What you will do –
Will you give every entry again exactly as it stands?

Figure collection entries
———

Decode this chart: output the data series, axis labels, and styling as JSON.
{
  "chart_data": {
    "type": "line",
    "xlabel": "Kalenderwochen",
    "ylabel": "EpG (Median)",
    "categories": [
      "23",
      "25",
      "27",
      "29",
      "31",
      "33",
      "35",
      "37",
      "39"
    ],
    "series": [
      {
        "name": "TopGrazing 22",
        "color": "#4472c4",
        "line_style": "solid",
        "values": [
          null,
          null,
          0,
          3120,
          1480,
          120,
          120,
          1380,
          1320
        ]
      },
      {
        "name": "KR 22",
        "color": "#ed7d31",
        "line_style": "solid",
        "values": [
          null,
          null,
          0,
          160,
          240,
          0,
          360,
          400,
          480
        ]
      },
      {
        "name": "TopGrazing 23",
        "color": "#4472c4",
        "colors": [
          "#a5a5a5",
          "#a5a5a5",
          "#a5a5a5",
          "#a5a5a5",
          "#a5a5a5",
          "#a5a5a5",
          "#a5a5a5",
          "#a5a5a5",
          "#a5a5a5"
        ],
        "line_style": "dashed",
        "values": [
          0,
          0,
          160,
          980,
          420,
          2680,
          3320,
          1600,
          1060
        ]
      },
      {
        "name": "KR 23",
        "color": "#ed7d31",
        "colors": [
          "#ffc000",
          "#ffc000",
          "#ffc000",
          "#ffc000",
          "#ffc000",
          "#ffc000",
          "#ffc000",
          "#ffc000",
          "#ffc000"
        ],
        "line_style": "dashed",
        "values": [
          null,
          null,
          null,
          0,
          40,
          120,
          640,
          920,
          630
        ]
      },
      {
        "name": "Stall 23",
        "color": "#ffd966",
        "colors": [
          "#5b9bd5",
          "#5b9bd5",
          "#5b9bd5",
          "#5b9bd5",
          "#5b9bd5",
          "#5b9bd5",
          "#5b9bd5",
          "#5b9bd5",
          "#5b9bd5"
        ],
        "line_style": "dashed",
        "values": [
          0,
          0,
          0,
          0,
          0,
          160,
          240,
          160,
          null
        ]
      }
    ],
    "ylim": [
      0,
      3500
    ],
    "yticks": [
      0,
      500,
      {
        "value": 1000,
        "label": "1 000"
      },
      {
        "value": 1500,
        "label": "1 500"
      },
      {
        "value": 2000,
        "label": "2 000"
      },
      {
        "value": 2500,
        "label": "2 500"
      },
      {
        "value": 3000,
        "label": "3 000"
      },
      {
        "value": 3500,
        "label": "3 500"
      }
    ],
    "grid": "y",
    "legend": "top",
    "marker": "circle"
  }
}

———

Finished answer –
Decode this chart: output the data series, axis labels, and styling as JSON.
{
  "chart_data": {
    "type": "line",
    "xlabel": "Kalenderwochen",
    "ylabel": "EpG (Median)",
    "categories": [
      "23",
      "25",
      "27",
      "29",
      "31",
      "33",
      "35",
      "37",
      "39"
    ],
    "series": [
      {
        "name": "TopGrazing 22",
        "color": "#4472c4",
        "line_style": "solid",
        "values": [
          null,
          null,
          0,
          3120,
          1480,
          120,
          120,
          1380,
          1320
        ]
      },
      {
        "name": "KR 22",
        "color": "#ed7d31",
        "line_style": "solid",
        "values": [
          null,
          null,
          0,
          160,
          240,
          0,
          360,
          400,
          480
        ]
      },
      {
        "name": "TopGrazing 23",
        "color": "#4472c4",
        "colors": [
          "#a5a5a5",
          "#a5a5a5",
          "#a5a5a5",
          "#a5a5a5",
          "#a5a5a5",
          "#a5a5a5",
          "#a5a5a5",
          "#a5a5a5",
          "#a5a5a5"
        ],
        "line_style": "dashed",
        "values": [
          0,
          0,
          160,
          980,
          420,
          2680,
          3320,
          1600,
          1060
        ]
      },
      {
        "name": "KR 23",
        "color": "#ed7d31",
        "colors": [
          "#ffc000",
          "#ffc000",
          "#ffc000",
          "#ffc000",
          "#ffc000",
          "#ffc000",
          "#ffc000",
          "#ffc000",
          "#ffc000"
        ],
        "line_style": "dashed",
        "values": [
          null,
          null,
          null,
          0,
          40,
          120,
          640,
          920,
          630
        ]
      },
      {
        "name": "Stall 23",
        "color": "#ffd966",
        "colors": [
          "#5b9bd5",
          "#5b9bd5",
          "#5b9bd5",
          "#5b9bd5",
          "#5b9bd5",
          "#5b9bd5",
          "#5b9bd5",
          "#5b9bd5",
          "#5b9bd5"
        ],
        "line_style": "dashed",
        "values": [
          0,
          0,
          0,
          0,
          0,
          160,
          240,
          160,
          null
        ]
      }
    ],
    "ylim": [
      0,
      3500
    ],
    "yticks": [
      0,
      500,
      {
        "value": 1000,
        "label": "1 000"
      },
      {
        "value": 1500,
        "label": "1 500"
      },
      {
        "value": 2000,
        "label": "2 000"
      },
      {
        "value": 2500,
        "label": "2 500"
      },
      {
        "value": 3000,
        "label": "3 000"
      },
      {
        "value": 3500,
        "label": "3 500"
      }
    ],
    "grid": "y",
    "legend": "top",
    "marker": "circle"
  }
}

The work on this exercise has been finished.